▶ Task input:

= = =

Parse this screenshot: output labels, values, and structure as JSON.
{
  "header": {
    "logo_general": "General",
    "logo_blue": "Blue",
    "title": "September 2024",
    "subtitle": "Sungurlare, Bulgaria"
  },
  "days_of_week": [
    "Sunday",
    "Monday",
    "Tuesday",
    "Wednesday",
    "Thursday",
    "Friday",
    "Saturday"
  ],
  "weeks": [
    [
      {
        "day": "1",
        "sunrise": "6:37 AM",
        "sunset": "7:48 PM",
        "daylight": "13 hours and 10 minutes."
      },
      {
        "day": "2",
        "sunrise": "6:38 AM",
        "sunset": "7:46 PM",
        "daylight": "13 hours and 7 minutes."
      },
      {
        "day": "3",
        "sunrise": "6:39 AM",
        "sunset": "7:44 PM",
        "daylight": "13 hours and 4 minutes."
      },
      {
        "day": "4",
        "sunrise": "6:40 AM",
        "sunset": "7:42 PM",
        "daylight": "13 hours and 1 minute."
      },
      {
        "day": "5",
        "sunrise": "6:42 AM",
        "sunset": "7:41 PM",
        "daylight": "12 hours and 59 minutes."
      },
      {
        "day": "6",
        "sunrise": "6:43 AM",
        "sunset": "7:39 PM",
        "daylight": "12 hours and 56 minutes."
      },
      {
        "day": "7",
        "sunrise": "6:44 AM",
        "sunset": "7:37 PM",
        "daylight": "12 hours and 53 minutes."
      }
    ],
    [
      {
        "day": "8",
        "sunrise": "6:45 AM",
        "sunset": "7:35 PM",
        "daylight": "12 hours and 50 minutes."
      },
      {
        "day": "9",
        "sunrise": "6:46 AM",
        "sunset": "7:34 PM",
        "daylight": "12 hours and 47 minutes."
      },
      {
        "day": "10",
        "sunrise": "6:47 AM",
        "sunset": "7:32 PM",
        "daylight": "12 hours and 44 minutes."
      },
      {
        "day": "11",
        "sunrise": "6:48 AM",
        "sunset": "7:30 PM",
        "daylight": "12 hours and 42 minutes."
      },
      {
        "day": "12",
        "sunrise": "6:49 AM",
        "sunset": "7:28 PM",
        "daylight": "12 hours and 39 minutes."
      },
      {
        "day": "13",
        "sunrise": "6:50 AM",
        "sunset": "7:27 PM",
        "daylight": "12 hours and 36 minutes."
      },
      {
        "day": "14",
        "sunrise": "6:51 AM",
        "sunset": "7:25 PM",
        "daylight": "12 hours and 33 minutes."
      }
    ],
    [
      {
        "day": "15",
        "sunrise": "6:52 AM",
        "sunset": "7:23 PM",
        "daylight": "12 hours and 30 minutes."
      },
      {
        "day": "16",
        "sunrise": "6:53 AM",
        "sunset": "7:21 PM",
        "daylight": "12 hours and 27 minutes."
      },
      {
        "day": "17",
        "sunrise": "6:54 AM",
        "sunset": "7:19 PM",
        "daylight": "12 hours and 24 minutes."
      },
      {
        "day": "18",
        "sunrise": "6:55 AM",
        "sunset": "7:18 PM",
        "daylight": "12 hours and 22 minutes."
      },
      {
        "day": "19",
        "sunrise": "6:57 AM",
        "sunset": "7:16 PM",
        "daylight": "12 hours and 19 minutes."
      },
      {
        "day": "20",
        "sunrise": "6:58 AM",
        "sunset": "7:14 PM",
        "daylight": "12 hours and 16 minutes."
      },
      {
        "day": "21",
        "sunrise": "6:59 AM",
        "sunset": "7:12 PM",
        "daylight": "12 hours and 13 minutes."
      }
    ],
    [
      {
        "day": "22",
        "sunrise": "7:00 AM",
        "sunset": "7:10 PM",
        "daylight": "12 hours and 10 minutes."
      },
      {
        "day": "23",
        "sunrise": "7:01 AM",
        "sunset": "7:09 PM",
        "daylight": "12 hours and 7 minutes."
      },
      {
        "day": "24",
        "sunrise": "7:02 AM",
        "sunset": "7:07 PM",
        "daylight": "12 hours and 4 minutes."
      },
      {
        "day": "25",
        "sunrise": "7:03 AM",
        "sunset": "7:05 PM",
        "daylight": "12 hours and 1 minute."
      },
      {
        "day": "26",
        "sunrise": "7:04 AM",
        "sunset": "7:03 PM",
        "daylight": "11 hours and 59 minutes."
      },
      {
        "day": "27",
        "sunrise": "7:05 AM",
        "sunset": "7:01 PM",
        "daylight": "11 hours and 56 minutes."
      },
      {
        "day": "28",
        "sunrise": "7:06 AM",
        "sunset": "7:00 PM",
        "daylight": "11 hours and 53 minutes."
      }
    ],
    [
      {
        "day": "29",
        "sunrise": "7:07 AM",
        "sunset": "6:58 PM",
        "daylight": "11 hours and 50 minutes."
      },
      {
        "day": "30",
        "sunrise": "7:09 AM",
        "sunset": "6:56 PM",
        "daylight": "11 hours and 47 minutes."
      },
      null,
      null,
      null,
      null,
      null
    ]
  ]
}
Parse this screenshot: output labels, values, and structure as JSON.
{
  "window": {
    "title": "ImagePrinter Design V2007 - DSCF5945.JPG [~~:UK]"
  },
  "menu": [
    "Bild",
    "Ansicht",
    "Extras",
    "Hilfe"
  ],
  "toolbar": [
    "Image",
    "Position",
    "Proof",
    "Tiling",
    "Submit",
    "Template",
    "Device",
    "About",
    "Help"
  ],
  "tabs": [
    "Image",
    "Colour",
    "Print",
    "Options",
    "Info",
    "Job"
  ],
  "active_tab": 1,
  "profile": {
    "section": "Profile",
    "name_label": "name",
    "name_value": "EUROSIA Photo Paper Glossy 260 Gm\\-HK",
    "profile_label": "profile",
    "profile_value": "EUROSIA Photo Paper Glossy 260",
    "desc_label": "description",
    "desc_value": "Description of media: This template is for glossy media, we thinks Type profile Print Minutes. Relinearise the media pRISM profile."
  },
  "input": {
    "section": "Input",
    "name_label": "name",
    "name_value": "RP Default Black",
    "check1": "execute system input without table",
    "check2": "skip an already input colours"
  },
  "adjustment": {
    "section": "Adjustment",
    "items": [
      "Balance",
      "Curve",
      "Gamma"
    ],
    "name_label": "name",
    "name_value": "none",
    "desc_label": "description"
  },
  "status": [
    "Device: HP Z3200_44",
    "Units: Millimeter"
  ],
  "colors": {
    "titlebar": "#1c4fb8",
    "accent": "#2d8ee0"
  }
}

= = =

▶ Short task:
Write the data out again in full and exactly.

▶ Result of the exercise:
Parse this screenshot: output labels, values, and structure as JSON.
{
  "header": {
    "logo_general": "General",
    "logo_blue": "Blue",
    "title": "September 2024",
    "subtitle": "Sungurlare, Bulgaria"
  },
  "days_of_week": [
    "Sunday",
    "Monday",
    "Tuesday",
    "Wednesday",
    "Thursday",
    "Friday",
    "Saturday"
  ],
  "weeks": [
    [
      {
        "day": "1",
        "sunrise": "6:37 AM",
        "sunset": "7:48 PM",
        "daylight": "13 hours and 10 minutes."
      },
      {
        "day": "2",
        "sunrise": "6:38 AM",
        "sunset": "7:46 PM",
        "daylight": "13 hours and 7 minutes."
      },
      {
        "day": "3",
        "sunrise": "6:39 AM",
        "sunset": "7:44 PM",
        "daylight": "13 hours and 4 minutes."
      },
      {
        "day": "4",
        "sunrise": "6:40 AM",
        "sunset": "7:42 PM",
        "daylight": "13 hours and 1 minute."
      },
      {
        "day": "5",
        "sunrise": "6:42 AM",
        "sunset": "7:41 PM",
        "daylight": "12 hours and 59 minutes."
      },
      {
        "day": "6",
        "sunrise": "6:43 AM",
        "sunset": "7:39 PM",
        "daylight": "12 hours and 56 minutes."
      },
      {
        "day": "7",
        "sunrise": "6:44 AM",
        "sunset": "7:37 PM",
        "daylight": "12 hours and 53 minutes."
      }
    ],
    [
      {
        "day": "8",
        "sunrise": "6:45 AM",
        "sunset": "7:35 PM",
        "daylight": "12 hours and 50 minutes."
      },
      {
        "day": "9",
        "sunrise": "6:46 AM",
        "sunset": "7:34 PM",
        "daylight": "12 hours and 47 minutes."
      },
      {
        "day": "10",
        "sunrise": "6:47 AM",
        "sunset": "7:32 PM",
        "daylight": "12 hours and 44 minutes."
      },
      {
        "day": "11",
        "sunrise": "6:48 AM",
        "sunset": "7:30 PM",
        "daylight": "12 hours and 42 minutes."
      },
      {
        "day": "12",
        "sunrise": "6:49 AM",
        "sunset": "7:28 PM",
        "daylight": "12 hours and 39 minutes."
      },
      {
        "day": "13",
        "sunrise": "6:50 AM",
        "sunset": "7:27 PM",
        "daylight": "12 hours and 36 minutes."
      },
      {
        "day": "14",
        "sunrise": "6:51 AM",
        "sunset": "7:25 PM",
        "daylight": "12 hours and 33 minutes."
      }
    ],
    [
      {
        "day": "15",
        "sunrise": "6:52 AM",
        "sunset": "7:23 PM",
        "daylight": "12 hours and 30 minutes."
      },
      {
        "day": "16",
        "sunrise": "6:53 AM",
        "sunset": "7:21 PM",
        "daylight": "12 hours and 27 minutes."
      },
      {
        "day": "17",
        "sunrise": "6:54 AM",
        "sunset": "7:19 PM",
        "daylight": "12 hours and 24 minutes."
      },
      {
        "day": "18",
        "sunrise": "6:55 AM",
        "sunset": "7:18 PM",
        "daylight": "12 hours and 22 minutes."
      },
      {
        "day": "19",
        "sunrise": "6:57 AM",
        "sunset": "7:16 PM",
        "daylight": "12 hours and 19 minutes."
      },
      {
        "day": "20",
        "sunrise": "6:58 AM",
        "sunset": "7:14 PM",
        "daylight": "12 hours and 16 minutes."
      },
      {
        "day": "21",
        "sunrise": "6:59 AM",
        "sunset": "7:12 PM",
        "daylight": "12 hours and 13 minutes."
      }
    ],
    [
      {
        "day": "22",
        "sunrise": "7:00 AM",
        "sunset": "7:10 PM",
        "daylight": "12 hours and 10 minutes."
      },
      {
        "day": "23",
        "sunrise": "7:01 AM",
        "sunset": "7:09 PM",
        "daylight": "12 hours and 7 minutes."
      },
      {
        "day": "24",
        "sunrise": "7:02 AM",
        "sunset": "7:07 PM",
        "daylight": "12 hours and 4 minutes."
      },
      {
        "day": "25",
        "sunrise": "7:03 AM",
        "sunset": "7:05 PM",
        "daylight": "12 hours and 1 minute."
      },
      {
        "day": "26",
        "sunrise": "7:04 AM",
        "sunset": "7:03 PM",
        "daylight": "11 hours and 59 minutes."
      },
      {
        "day": "27",
        "sunrise": "7:05 AM",
        "sunset": "7:01 PM",
        "daylight": "11 hours and 56 minutes."
      },
      {
        "day": "28",
        "sunrise": "7:06 AM",
        "sunset": "7:00 PM",
        "daylight": "11 hours and 53 minutes."
      }
    ],
    [
      {
        "day": "29",
        "sunrise": "7:07 AM",
        "sunset": "6:58 PM",
        "daylight": "11 hours and 50 minutes."
      },
      {
        "day": "30",
        "sunrise": "7:09 AM",
        "sunset": "6:56 PM",
        "daylight": "11 hours and 47 minutes."
      },
      null,
      null,
      null,
      null,
      null
    ]
  ]
}
Parse this screenshot: output labels, values, and structure as JSON.
{
  "window": {
    "title": "ImagePrinter Design V2007 - DSCF5945.JPG [~~:UK]"
  },
  "menu": [
    "Bild",
    "Ansicht",
    "Extras",
    "Hilfe"
  ],
  "toolbar": [
    "Image",
    "Position",
    "Proof",
    "Tiling",
    "Submit",
    "Template",
    "Device",
    "About",
    "Help"
  ],
  "tabs": [
    "Image",
    "Colour",
    "Print",
    "Options",
    "Info",
    "Job"
  ],
  "active_tab": 1,
  "profile": {
    "section": "Profile",
    "name_label": "name",
    "name_value": "EUROSIA Photo Paper Glossy 260 Gm\\-HK",
    "profile_label": "profile",
    "profile_value": "EUROSIA Photo Paper Glossy 260",
    "desc_label": "description",
    "desc_value": "Description of media: This template is for glossy media, we thinks Type profile Print Minutes. Relinearise the media pRISM profile."
  },
  "input": {
    "section": "Input",
    "name_label": "name",
    "name_value": "RP Default Black",
    "check1": "execute system input without table",
    "check2": "skip an already input colours"
  },
  "adjustment": {
    "section": "Adjustment",
    "items": [
      "Balance",
      "Curve",
      "Gamma"
    ],
    "name_label": "name",
    "name_value": "none",
    "desc_label": "description"
  },
  "status": [
    "Device: HP Z3200_44",
    "Units: Millimeter"
  ],
  "colors": {
    "titlebar": "#1c4fb8",
    "accent": "#2d8ee0"
  }
}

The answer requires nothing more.